- Instruction 1 -
Summarize the corpus and annotation text in two sentences.

After isolating the T-PAS structures contained in our ontology, we proceeded to manually select the sentences for the corpus. We removed those with a Noun as an Object and preferred those with a linear order (the Object following the Noun). In our pursuit of a more extensive and diverse dataset, especially concerning the variety of Objects, we also conducted searches in the whole It-Wac reduced corpus through the Sketch Engine online platform (Kilgarriff et al., 2014). Eventually, 40 sentences were selected for each verb. The resulting 1200 sentences are divided into the two datasets, each containing 600 sentences, as illustrated in Table 3.

5. Annotation

The annotation process was handled differently for the IMPLICIT and the EXPLICIT dataset.

In the IMPLICIT dataset, the token [MASK] was manually inserted after the verb or the adverbial modifier, in order to signal the position to be filled by the model. However, we've observed that when the model encounters only one masked word, it tends to generate either mass Nouns or plural Nouns due to the lack of a Determiner. This presents a significant limitation in the evaluation process. The chosen approach involves the following steps: 1. Initially, annotate two [MASK] tokens to indicate the positions of the Determiner and the Noun. 2. Instruct the model to first look for a Noun for the second position. (3) If a Noun is not generated, proceed to search for a Determiner. (4) Generate a new sentence containing that Determiner, which will later be filled with a Noun.

- Instruction 2 -
Please show every line of the records that contains the string "Количество".

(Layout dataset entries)

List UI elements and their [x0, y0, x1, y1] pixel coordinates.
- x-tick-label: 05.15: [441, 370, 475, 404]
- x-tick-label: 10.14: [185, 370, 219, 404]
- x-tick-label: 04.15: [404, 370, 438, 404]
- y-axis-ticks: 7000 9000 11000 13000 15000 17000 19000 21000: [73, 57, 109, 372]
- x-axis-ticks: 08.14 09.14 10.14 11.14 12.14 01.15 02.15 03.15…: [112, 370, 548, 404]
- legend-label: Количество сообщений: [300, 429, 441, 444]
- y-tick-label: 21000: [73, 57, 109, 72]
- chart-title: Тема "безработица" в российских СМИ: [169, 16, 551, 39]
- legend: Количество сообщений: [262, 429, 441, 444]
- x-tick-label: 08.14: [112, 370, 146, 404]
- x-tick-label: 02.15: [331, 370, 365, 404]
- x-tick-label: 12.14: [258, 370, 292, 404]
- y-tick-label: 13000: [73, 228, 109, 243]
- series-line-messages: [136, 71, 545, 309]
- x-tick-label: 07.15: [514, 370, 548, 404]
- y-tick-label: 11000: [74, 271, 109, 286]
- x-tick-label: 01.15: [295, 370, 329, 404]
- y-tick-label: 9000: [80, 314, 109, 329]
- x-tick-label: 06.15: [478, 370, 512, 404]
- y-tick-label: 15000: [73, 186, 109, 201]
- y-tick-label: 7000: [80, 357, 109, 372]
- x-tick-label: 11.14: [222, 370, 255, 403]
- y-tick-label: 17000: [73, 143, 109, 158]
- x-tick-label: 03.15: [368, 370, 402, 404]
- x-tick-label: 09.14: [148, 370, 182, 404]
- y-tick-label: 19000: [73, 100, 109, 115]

- Task result 1 -
Sentences for the corpus were selected manually, with 40 chosen for each verb, and the resulting 1200 sentences were split into two datasets of 600 each. In the IMPLICIT dataset, two [MASK] tokens mark the positions of the Determiner and the Noun, because a single masked word led the model to generate mass or plural Nouns.

- Task result 2 -
- legend-label: Количество сообщений: [300, 429, 441, 444]
- legend: Количество сообщений: [262, 429, 441, 444]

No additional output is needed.